* What is asked
Would you copy out the whole listing exactly as given?

* Material provided
— start —
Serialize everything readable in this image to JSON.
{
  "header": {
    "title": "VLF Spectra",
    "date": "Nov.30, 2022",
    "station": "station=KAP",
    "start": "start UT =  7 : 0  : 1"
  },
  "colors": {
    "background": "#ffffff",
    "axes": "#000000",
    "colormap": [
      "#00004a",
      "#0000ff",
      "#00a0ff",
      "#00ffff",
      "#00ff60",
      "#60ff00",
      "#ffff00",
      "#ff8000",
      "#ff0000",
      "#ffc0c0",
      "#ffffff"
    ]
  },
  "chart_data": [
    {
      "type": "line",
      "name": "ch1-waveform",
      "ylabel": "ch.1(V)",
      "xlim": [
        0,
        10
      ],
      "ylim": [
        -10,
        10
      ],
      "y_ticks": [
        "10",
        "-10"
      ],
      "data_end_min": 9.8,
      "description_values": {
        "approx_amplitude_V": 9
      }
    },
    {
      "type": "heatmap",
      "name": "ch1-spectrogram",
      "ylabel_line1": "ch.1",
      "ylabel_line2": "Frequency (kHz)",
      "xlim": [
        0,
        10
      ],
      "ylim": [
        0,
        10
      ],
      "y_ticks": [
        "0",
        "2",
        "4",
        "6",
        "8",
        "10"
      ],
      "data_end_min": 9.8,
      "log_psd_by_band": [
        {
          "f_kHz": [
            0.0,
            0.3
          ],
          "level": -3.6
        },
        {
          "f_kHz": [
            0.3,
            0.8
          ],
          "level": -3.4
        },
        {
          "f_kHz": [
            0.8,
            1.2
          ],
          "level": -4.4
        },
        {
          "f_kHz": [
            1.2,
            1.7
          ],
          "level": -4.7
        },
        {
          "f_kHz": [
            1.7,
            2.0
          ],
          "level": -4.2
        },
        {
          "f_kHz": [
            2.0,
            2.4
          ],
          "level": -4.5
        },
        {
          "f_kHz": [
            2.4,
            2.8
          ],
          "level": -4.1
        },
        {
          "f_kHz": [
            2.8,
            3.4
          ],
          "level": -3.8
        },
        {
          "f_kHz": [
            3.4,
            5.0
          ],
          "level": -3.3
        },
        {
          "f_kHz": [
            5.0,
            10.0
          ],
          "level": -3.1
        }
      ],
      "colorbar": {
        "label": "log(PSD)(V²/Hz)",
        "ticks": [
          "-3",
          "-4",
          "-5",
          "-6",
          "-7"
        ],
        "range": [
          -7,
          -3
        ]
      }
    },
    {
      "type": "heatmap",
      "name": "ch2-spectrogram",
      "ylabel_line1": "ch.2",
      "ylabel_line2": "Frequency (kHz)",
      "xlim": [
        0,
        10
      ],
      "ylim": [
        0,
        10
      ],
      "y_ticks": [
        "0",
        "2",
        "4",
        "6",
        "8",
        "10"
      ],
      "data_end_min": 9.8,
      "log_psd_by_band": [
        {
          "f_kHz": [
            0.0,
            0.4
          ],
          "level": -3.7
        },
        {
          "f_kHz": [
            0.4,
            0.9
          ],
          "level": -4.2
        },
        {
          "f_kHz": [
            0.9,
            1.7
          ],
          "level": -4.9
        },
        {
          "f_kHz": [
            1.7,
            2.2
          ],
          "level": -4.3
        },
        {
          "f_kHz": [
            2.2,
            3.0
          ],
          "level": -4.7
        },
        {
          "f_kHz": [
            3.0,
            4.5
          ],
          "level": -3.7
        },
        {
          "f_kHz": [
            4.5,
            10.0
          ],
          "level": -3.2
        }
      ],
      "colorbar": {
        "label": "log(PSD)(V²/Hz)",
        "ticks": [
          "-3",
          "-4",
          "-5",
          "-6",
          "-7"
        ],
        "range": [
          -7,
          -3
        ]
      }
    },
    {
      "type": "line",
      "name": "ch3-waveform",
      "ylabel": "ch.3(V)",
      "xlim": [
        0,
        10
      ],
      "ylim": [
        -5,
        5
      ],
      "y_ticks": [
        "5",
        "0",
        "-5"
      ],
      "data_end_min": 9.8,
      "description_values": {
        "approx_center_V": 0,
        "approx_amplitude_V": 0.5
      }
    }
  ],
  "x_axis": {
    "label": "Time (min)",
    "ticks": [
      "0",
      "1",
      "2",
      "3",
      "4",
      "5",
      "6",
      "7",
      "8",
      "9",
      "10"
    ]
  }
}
— end —
* Result for this exercise
Serialize everything readable in this image to JSON.
{
  "header": {
    "title": "VLF Spectra",
    "date": "Nov.30, 2022",
    "station": "station=KAP",
    "start": "start UT =  7 : 0  : 1"
  },
  "colors": {
    "background": "#ffffff",
    "axes": "#000000",
    "colormap": [
      "#00004a",
      "#0000ff",
      "#00a0ff",
      "#00ffff",
      "#00ff60",
      "#60ff00",
      "#ffff00",
      "#ff8000",
      "#ff0000",
      "#ffc0c0",
      "#ffffff"
    ]
  },
  "chart_data": [
    {
      "type": "line",
      "name": "ch1-waveform",
      "ylabel": "ch.1(V)",
      "xlim": [
        0,
        10
      ],
      "ylim": [
        -10,
        10
      ],
      "y_ticks": [
        "10",
        "-10"
      ],
      "data_end_min": 9.8,
      "description_values": {
        "approx_amplitude_V": 9
      }
    },
    {
      "type": "heatmap",
      "name": "ch1-spectrogram",
      "ylabel_line1": "ch.1",
      "ylabel_line2": "Frequency (kHz)",
      "xlim": [
        0,
        10
      ],
      "ylim": [
        0,
        10
      ],
      "y_ticks": [
        "0",
        "2",
        "4",
        "6",
        "8",
        "10"
      ],
      "data_end_min": 9.8,
      "log_psd_by_band": [
        {
          "f_kHz": [
            0.0,
            0.3
          ],
          "level": -3.6
        },
        {
          "f_kHz": [
            0.3,
            0.8
          ],
          "level": -3.4
        },
        {
          "f_kHz": [
            0.8,
            1.2
          ],
          "level": -4.4
        },
        {
          "f_kHz": [
            1.2,
            1.7
          ],
          "level": -4.7
        },
        {
          "f_kHz": [
            1.7,
            2.0
          ],
          "level": -4.2
        },
        {
          "f_kHz": [
            2.0,
            2.4
          ],
          "level": -4.5
        },
        {
          "f_kHz": [
            2.4,
            2.8
          ],
          "level": -4.1
        },
        {
          "f_kHz": [
            2.8,
            3.4
          ],
          "level": -3.8
        },
        {
          "f_kHz": [
            3.4,
            5.0
          ],
          "level": -3.3
        },
        {
          "f_kHz": [
            5.0,
            10.0
          ],
          "level": -3.1
        }
      ],
      "colorbar": {
        "label": "log(PSD)(V²/Hz)",
        "ticks": [
          "-3",
          "-4",
          "-5",
          "-6",
          "-7"
        ],
        "range": [
          -7,
          -3
        ]
      }
    },
    {
      "type": "heatmap",
      "name": "ch2-spectrogram",
      "ylabel_line1": "ch.2",
      "ylabel_line2": "Frequency (kHz)",
      "xlim": [
        0,
        10
      ],
      "ylim": [
        0,
        10
      ],
      "y_ticks": [
        "0",
        "2",
        "4",
        "6",
        "8",
        "10"
      ],
      "data_end_min": 9.8,
      "log_psd_by_band": [
        {
          "f_kHz": [
            0.0,
            0.4
          ],
          "level": -3.7
        },
        {
          "f_kHz": [
            0.4,
            0.9
          ],
          "level": -4.2
        },
        {
          "f_kHz": [
            0.9,
            1.7
          ],
          "level": -4.9
        },
        {
          "f_kHz": [
            1.7,
            2.2
          ],
          "level": -4.3
        },
        {
          "f_kHz": [
            2.2,
            3.0
          ],
          "level": -4.7
        },
        {
          "f_kHz": [
            3.0,
            4.5
          ],
          "level": -3.7
        },
        {
          "f_kHz": [
            4.5,
            10.0
          ],
          "level": -3.2
        }
      ],
      "colorbar": {
        "label": "log(PSD)(V²/Hz)",
        "ticks": [
          "-3",
          "-4",
          "-5",
          "-6",
          "-7"
        ],
        "range": [
          -7,
          -3
        ]
      }
    },
    {
      "type": "line",
      "name": "ch3-waveform",
      "ylabel": "ch.3(V)",
      "xlim": [
        0,
        10
      ],
      "ylim": [
        -5,
        5
      ],
      "y_ticks": [
        "5",
        "0",
        "-5"
      ],
      "data_end_min": 9.8,
      "description_values": {
        "approx_center_V": 0,
        "approx_amplitude_V": 0.5
      }
    }
  ],
  "x_axis": {
    "label": "Time (min)",
    "ticks": [
      "0",
      "1",
      "2",
      "3",
      "4",
      "5",
      "6",
      "7",
      "8",
      "9",
      "10"
    ]
  }
}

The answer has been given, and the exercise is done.